▸ REQUIREMENT
Begin with the line holding "Convert this document image to plain text." and write out each following line to the end of the data, exactly. Pictures are left out.

▸ Collected data

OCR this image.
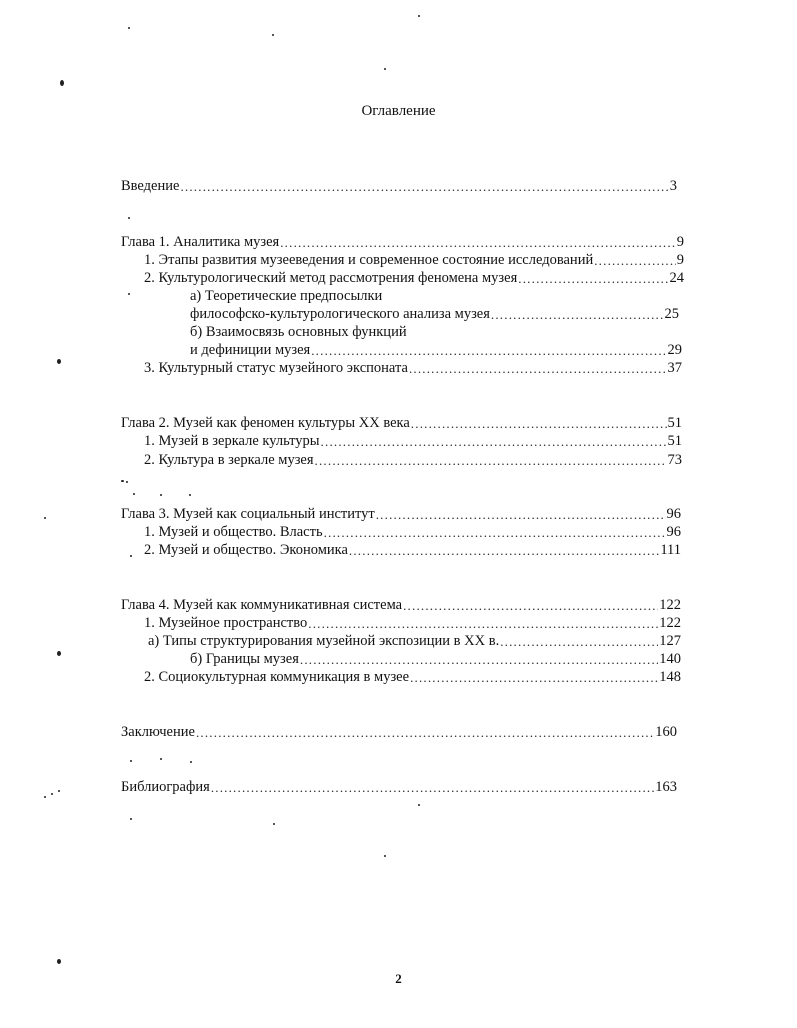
Оглавление
Введение .....	3
Глава 1. Аналитика музея .....	9
1. Этапы развития музееведения и современное состояние исследований .....	9
2. Культурологический метод рассмотрения феномена музея .....	24
а) Теоретические предпосылки
философско-культурологического анализа музея .....	25
б) Взаимосвязь основных функций
и дефиниции музея .....	29
3. Культурный статус музейного экспоната .....	37
Глава 2. Музей как феномен культуры XX века .....	51
1. Музей в зеркале культуры .....	51
2. Культура в зеркале музея .....	73
Глава 3. Музей как социальный институт .....	96
1. Музей и общество. Власть .....	96
2. Музей и общество. Экономика .....	111
Глава 4. Музей как коммуникативная система .....	122
1. Музейное пространство .....	122
а) Типы структурирования музейной экспозиции в XX в. .....	127
б) Границы музея .....	140
2. Социокультурная коммуникация в музее .....	148
Заключение .....	160
Библиография .....	163
2
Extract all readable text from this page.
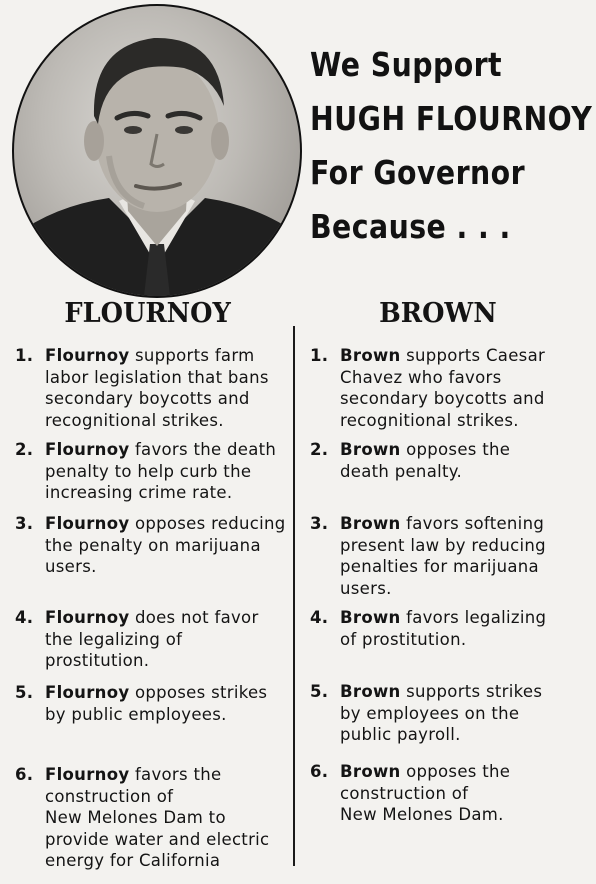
We Support
HUGH FLOURNOY
For Governor
Because . . .
FLOURNOY	BROWN
1. Flournoy supports farm
labor legislation that bans
secondary boycotts and
recognitional strikes.
2. Flournoy favors the death
penalty to help curb the
increasing crime rate.
3. Flournoy opposes reducing
the penalty on marijuana
users.
4. Flournoy does not favor
the legalizing of
prostitution.
5. Flournoy opposes strikes
by public employees.
6. Flournoy favors the
construction of
New Melones Dam to
provide water and electric
energy for California
1. Brown supports Caesar
Chavez who favors
secondary boycotts and
recognitional strikes.
2. Brown opposes the
death penalty.
3. Brown favors softening
present law by reducing
penalties for marijuana
users.
4. Brown favors legalizing
of prostitution.
5. Brown supports strikes
by employees on the
public payroll.
6. Brown opposes the
construction of
New Melones Dam.
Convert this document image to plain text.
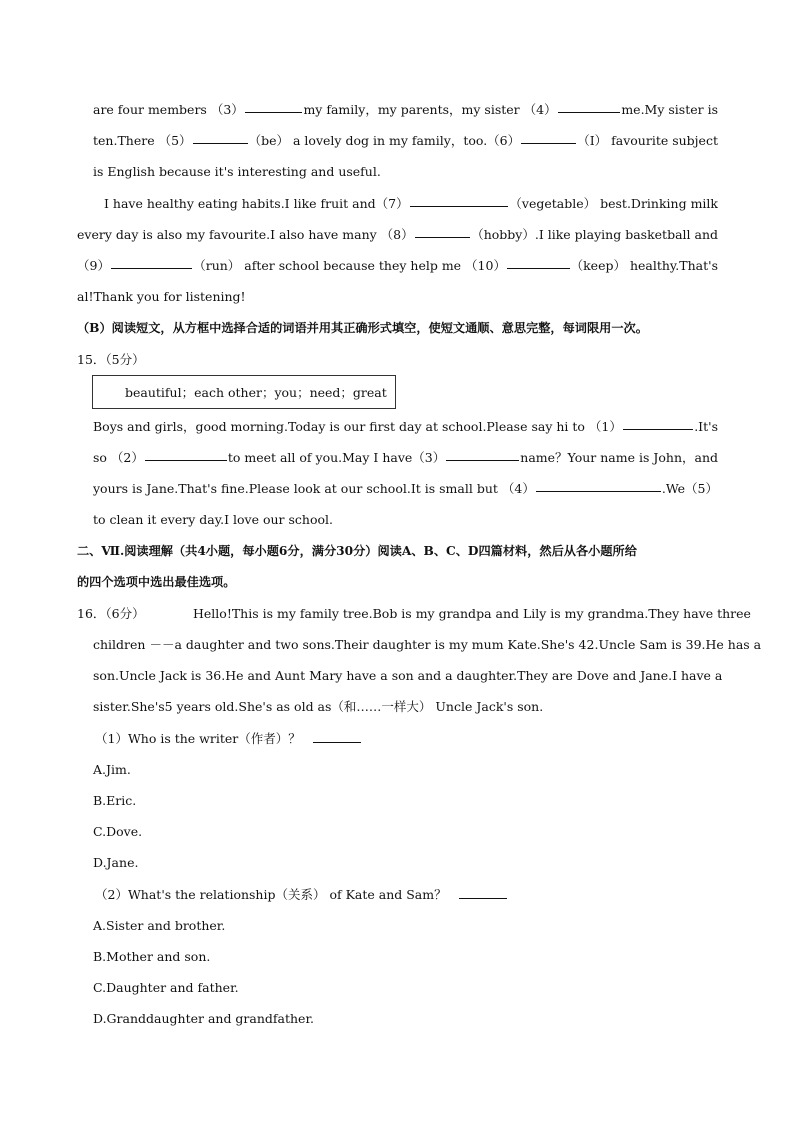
are four members （3）	my family，my parents，my sister （4）	me.My sister is
ten.There （5）	（be） a lovely dog in my family，too.（6）	（I） favourite subject
is English because it's interesting and useful.
I have healthy eating habits.I like fruit and（7）	（vegetable） best.Drinking milk
every day is also my favourite.I also have many （8）	（hobby）.I like playing basketball and
（9）	（run） after school because they help me （10）	（keep） healthy.That's
al!Thank you for listening!
（B）阅读短文，从方框中选择合适的词语并用其正确形式填空，使短文通顺、意思完整，每词限用一次。
15．（5分）
beautiful；each other；you；need；great
Boys and girls，good morning.Today is our first day at school.Please say hi to （1）	.It's
so （2）	to meet all of you.May I have（3）	name？Your name is John，and
yours is Jane.That's fine.Please look at our school.It is small but （4）	.We（5）
to clean it every day.I love our school.
二、Ⅶ.阅读理解（共4小题，每小题6分，满分30分）阅读A、B、C、D四篇材料，然后从各小题所给
的四个选项中选出最佳选项。
16．（6分）	Hello!This is my family tree.Bob is my grandpa and Lily is my grandma.They have three
children －－a daughter and two sons.Their daughter is my mum Kate.She's 42.Uncle Sam is 39.He has a
son.Uncle Jack is 36.He and Aunt Mary have a son and a daughter.They are Dove and Jane.I have a
sister.She's5 years old.She's as old as（和……一样大） Uncle Jack's son.
（1）Who is the writer（作者）？
A.Jim.
B.Eric.
C.Dove.
D.Jane.
（2）What's the relationship（关系） of Kate and Sam？
A.Sister and brother.
B.Mother and son.
C.Daughter and father.
D.Granddaughter and grandfather.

▸ RESPONSE TO THIS TASK
Convert this document image to plain text.
are four members （3）	my family，my parents，my sister （4）	me.My sister is
ten.There （5）	（be） a lovely dog in my family，too.（6）	（I） favourite subject
is English because it's interesting and useful.
I have healthy eating habits.I like fruit and（7）	（vegetable） best.Drinking milk
every day is also my favourite.I also have many （8）	（hobby）.I like playing basketball and
（9）	（run） after school because they help me （10）	（keep） healthy.That's
al!Thank you for listening!
（B）阅读短文，从方框中选择合适的词语并用其正确形式填空，使短文通顺、意思完整，每词限用一次。
15．（5分）
beautiful；each other；you；need；great
Boys and girls，good morning.Today is our first day at school.Please say hi to （1）	.It's
so （2）	to meet all of you.May I have（3）	name？Your name is John，and
yours is Jane.That's fine.Please look at our school.It is small but （4）	.We（5）
to clean it every day.I love our school.
二、Ⅶ.阅读理解（共4小题，每小题6分，满分30分）阅读A、B、C、D四篇材料，然后从各小题所给
的四个选项中选出最佳选项。
16．（6分）	Hello!This is my family tree.Bob is my grandpa and Lily is my grandma.They have three
children －－a daughter and two sons.Their daughter is my mum Kate.She's 42.Uncle Sam is 39.He has a
son.Uncle Jack is 36.He and Aunt Mary have a son and a daughter.They are Dove and Jane.I have a
sister.She's5 years old.She's as old as（和……一样大） Uncle Jack's son.
（1）Who is the writer（作者）？
A.Jim.
B.Eric.
C.Dove.
D.Jane.
（2）What's the relationship（关系） of Kate and Sam？
A.Sister and brother.
B.Mother and son.
C.Daughter and father.
D.Granddaughter and grandfather.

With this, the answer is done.